## BEGIN

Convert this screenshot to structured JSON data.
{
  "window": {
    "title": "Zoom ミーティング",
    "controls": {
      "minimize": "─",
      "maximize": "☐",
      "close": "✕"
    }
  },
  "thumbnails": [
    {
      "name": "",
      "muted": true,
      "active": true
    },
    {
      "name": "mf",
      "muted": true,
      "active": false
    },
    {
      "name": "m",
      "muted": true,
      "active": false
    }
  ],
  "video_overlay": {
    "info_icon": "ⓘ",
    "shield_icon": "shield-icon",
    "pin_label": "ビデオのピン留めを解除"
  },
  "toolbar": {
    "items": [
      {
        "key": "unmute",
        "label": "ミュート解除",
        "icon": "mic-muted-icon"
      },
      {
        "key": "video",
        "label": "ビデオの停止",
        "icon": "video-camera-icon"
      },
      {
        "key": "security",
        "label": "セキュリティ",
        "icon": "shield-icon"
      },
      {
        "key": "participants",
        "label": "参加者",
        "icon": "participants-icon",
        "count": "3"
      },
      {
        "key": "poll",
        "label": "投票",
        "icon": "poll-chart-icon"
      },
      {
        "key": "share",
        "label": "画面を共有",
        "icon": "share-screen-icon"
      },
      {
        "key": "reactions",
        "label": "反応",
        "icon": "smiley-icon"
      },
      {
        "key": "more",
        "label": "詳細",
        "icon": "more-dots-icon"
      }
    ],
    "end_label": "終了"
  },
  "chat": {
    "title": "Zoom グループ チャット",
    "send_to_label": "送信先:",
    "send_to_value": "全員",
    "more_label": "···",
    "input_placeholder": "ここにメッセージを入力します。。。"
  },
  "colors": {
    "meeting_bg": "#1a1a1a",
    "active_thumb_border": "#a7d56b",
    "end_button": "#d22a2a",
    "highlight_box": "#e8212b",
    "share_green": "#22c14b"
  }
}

## END

Report only how many lines of the listing hold the word "Zoom".

# Output below
2